• [TO DO]: Please quote the records starting at the line that contains "What elements are" and ending at the line that contains "legend-item-tune-4cx: Pythia 8.315", both included. Leave the pictures out of your answer.

• [MATERIAL TO PROCESS]:
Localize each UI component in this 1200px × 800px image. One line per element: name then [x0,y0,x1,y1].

...

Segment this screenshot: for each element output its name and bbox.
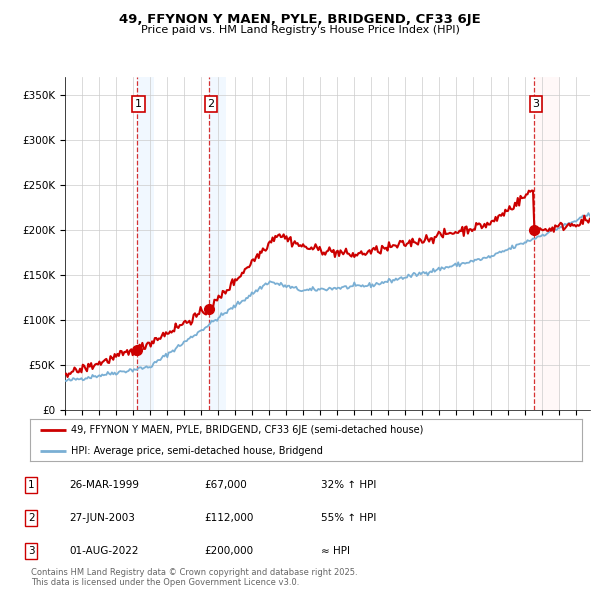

...

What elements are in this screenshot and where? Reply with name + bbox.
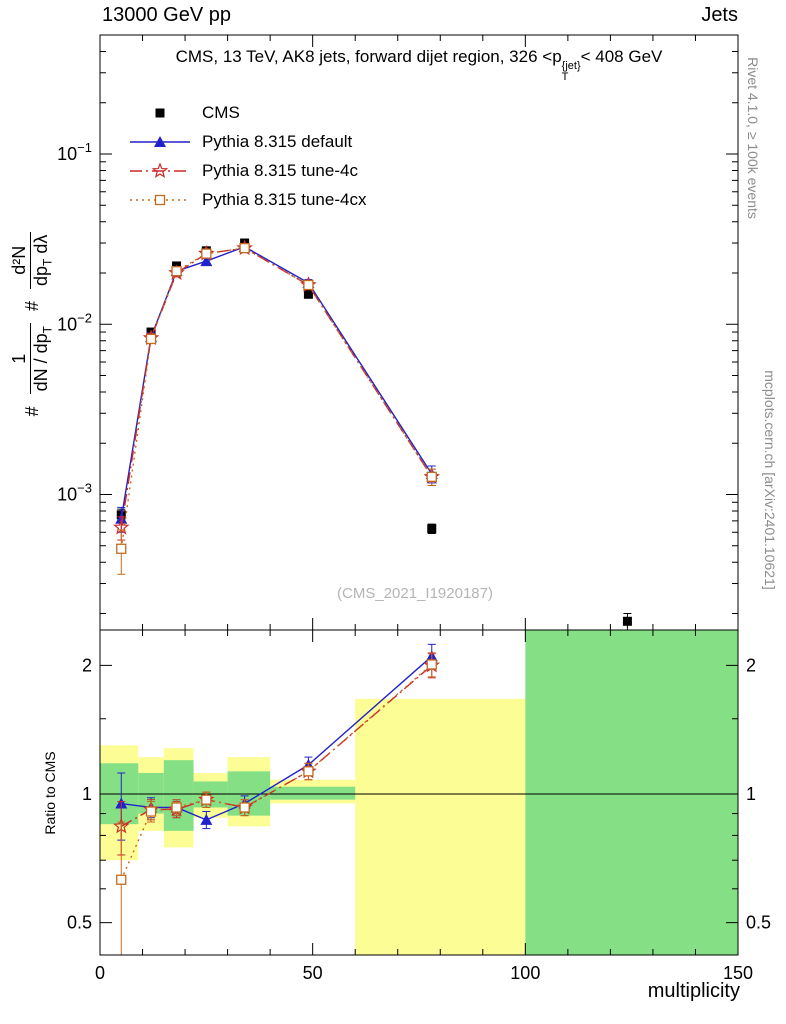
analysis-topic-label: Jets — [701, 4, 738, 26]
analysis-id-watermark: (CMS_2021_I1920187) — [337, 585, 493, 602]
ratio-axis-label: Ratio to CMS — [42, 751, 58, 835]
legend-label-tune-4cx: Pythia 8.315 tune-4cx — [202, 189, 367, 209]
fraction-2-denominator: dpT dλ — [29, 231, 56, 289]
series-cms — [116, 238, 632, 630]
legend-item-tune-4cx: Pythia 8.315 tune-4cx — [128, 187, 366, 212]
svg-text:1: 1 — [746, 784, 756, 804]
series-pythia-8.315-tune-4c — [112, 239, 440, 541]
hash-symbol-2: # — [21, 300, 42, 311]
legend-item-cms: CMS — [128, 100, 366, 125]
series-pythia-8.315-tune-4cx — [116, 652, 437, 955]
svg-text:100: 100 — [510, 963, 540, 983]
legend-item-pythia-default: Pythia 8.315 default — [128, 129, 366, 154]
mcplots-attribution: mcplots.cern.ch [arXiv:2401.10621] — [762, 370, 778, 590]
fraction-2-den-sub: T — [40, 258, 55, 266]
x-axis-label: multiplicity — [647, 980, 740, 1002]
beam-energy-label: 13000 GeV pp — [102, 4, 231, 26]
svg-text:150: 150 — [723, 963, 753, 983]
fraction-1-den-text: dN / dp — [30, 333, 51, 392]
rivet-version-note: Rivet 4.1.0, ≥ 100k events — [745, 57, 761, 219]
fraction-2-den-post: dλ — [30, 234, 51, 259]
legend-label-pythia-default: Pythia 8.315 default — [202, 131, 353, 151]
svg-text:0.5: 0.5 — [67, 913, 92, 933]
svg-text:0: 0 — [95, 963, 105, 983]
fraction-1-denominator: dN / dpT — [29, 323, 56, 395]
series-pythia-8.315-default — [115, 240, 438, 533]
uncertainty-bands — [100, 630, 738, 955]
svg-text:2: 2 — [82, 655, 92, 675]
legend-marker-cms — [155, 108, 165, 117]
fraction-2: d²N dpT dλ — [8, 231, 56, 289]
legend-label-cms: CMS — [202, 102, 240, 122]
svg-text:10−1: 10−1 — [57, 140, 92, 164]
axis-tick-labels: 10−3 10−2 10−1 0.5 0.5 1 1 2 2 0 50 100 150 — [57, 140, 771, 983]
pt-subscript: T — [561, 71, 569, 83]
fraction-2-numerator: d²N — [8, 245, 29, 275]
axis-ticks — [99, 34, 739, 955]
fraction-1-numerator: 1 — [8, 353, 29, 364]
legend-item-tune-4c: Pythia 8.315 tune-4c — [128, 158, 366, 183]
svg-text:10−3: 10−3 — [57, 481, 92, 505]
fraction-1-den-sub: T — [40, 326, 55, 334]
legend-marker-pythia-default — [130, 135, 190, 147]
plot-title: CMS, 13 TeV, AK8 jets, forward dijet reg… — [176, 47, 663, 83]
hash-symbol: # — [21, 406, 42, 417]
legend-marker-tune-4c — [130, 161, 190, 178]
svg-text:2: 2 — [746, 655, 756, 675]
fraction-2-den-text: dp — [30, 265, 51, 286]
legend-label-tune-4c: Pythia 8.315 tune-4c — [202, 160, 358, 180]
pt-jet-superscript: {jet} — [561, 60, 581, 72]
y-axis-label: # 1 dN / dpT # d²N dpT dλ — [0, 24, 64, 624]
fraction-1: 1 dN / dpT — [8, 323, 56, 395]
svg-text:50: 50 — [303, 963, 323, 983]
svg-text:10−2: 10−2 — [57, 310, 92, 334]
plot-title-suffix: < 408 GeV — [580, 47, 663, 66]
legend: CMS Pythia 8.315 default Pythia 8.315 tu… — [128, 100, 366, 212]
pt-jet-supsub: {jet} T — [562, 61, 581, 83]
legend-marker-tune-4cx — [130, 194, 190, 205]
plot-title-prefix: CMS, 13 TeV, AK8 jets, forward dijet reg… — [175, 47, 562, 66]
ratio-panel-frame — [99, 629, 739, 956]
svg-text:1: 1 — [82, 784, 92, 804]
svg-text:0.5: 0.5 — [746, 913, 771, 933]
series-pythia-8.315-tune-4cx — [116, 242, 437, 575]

• [ANSWER TO THE EXERCISE]:
What elements are in this screenshot and where? Reply with name + bbox.
analysis-topic-label: Jets — [701, 4, 738, 26]
analysis-id-watermark: (CMS_2021_I1920187) — [337, 585, 493, 602]
ratio-axis-label: Ratio to CMS — [42, 751, 58, 835]
legend-label-tune-4cx: Pythia 8.315 tune-4cx — [202, 189, 367, 209]
fraction-2-denominator: dpT dλ — [29, 231, 56, 289]
series-cms — [116, 238, 632, 630]
legend-item-tune-4cx: Pythia 8.315 tune-4cx — [128, 187, 366, 212]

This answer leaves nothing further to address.